CHALLENGE
Every line of the listing must be reproduced as it stands. Leave the images behind.
>>>>
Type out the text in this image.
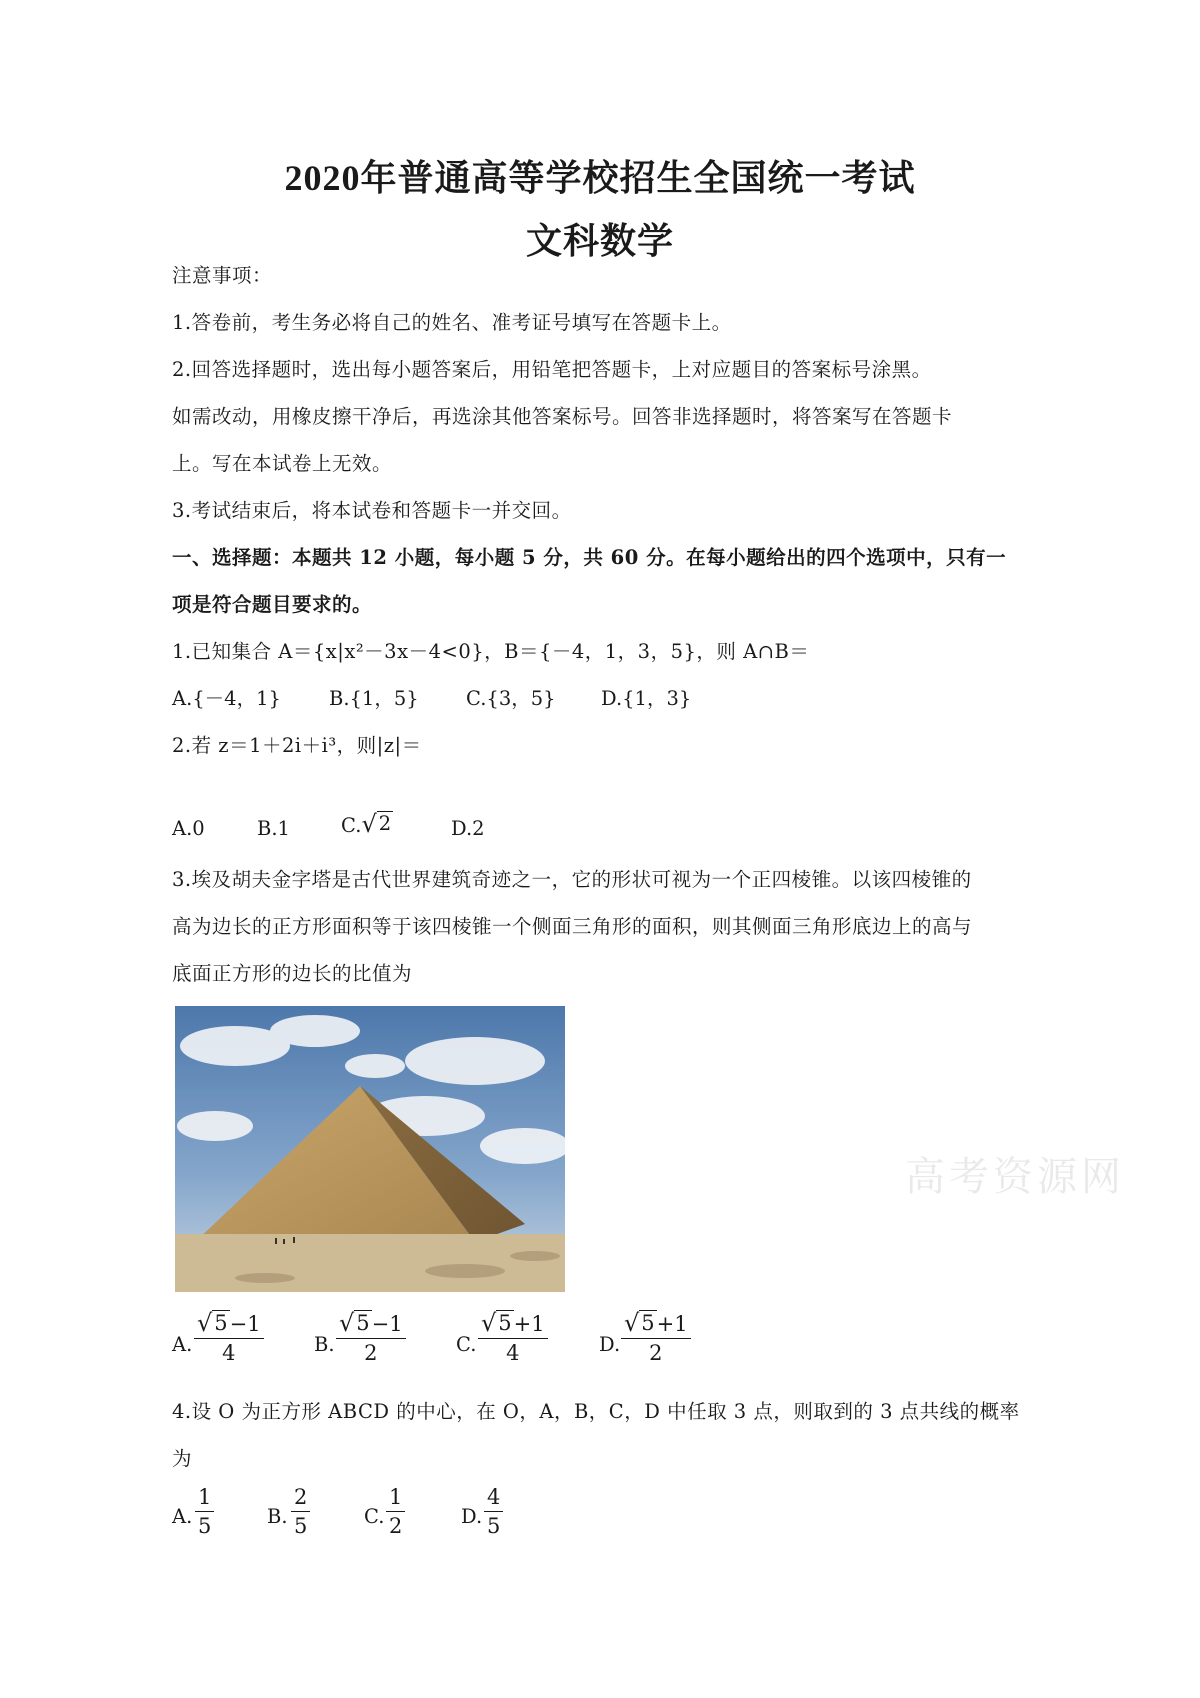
2020年普通高等学校招生全国统一考试
文科数学
注意事项：
1.答卷前，考生务必将自己的姓名、准考证号填写在答题卡上。
2.回答选择题时，选出每小题答案后，用铅笔把答题卡，上对应题目的答案标号涂黑。
如需改动，用橡皮擦干净后，再选涂其他答案标号。回答非选择题时，将答案写在答题卡
上。写在本试卷上无效。
3.考试结束后，将本试卷和答题卡一并交回。
一、选择题：本题共 12 小题，每小题 5 分，共 60 分。在每小题给出的四个选项中，只有一
项是符合题目要求的。
1.已知集合 A＝{x|x²－3x－4<0}，B＝{－4，1，3，5}，则 A∩B＝
A.{－4，1} B.{1，5} C.{3，5} D.{1，3}
2.若 z＝1＋2i＋i³，则|z|＝
A.0	B.1	C. √ 2	D.2
3.埃及胡夫金字塔是古代世界建筑奇迹之一，它的形状可视为一个正四棱锥。以该四棱锥的
高为边长的正方形面积等于该四棱锥一个侧面三角形的面积，则其侧面三角形底边上的高与
底面正方形的边长的比值为
高考资源网
A.
√ 5 −1
4	B.
√ 5 −1
2	C.
√ 5 +1
4	D.
√ 5 +1
2
4.设 O 为正方形 ABCD 的中心，在 O，A，B，C，D 中任取 3 点，则取到的 3 点共线的概率
为
A.
1
5	B.
2
5	C.
1
2	D.
4
5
<<<<
TASK ANSWER
Type out the text in this image.
2020年普通高等学校招生全国统一考试
文科数学
注意事项：
1.答卷前，考生务必将自己的姓名、准考证号填写在答题卡上。
2.回答选择题时，选出每小题答案后，用铅笔把答题卡，上对应题目的答案标号涂黑。
如需改动，用橡皮擦干净后，再选涂其他答案标号。回答非选择题时，将答案写在答题卡
上。写在本试卷上无效。
3.考试结束后，将本试卷和答题卡一并交回。
一、选择题：本题共 12 小题，每小题 5 分，共 60 分。在每小题给出的四个选项中，只有一
项是符合题目要求的。
1.已知集合 A＝{x|x²－3x－4<0}，B＝{－4，1，3，5}，则 A∩B＝
A.{－4，1} B.{1，5} C.{3，5} D.{1，3}
2.若 z＝1＋2i＋i³，则|z|＝
A.0	B.1	C. √ 2	D.2
3.埃及胡夫金字塔是古代世界建筑奇迹之一，它的形状可视为一个正四棱锥。以该四棱锥的
高为边长的正方形面积等于该四棱锥一个侧面三角形的面积，则其侧面三角形底边上的高与
底面正方形的边长的比值为
高考资源网
A.
√ 5 −1
4	B.
√ 5 −1
2	C.
√ 5 +1
4	D.
√ 5 +1
2
4.设 O 为正方形 ABCD 的中心，在 O，A，B，C，D 中任取 3 点，则取到的 3 点共线的概率
为
A.
1
5	B.
2
5	C.
1
2	D.
4
5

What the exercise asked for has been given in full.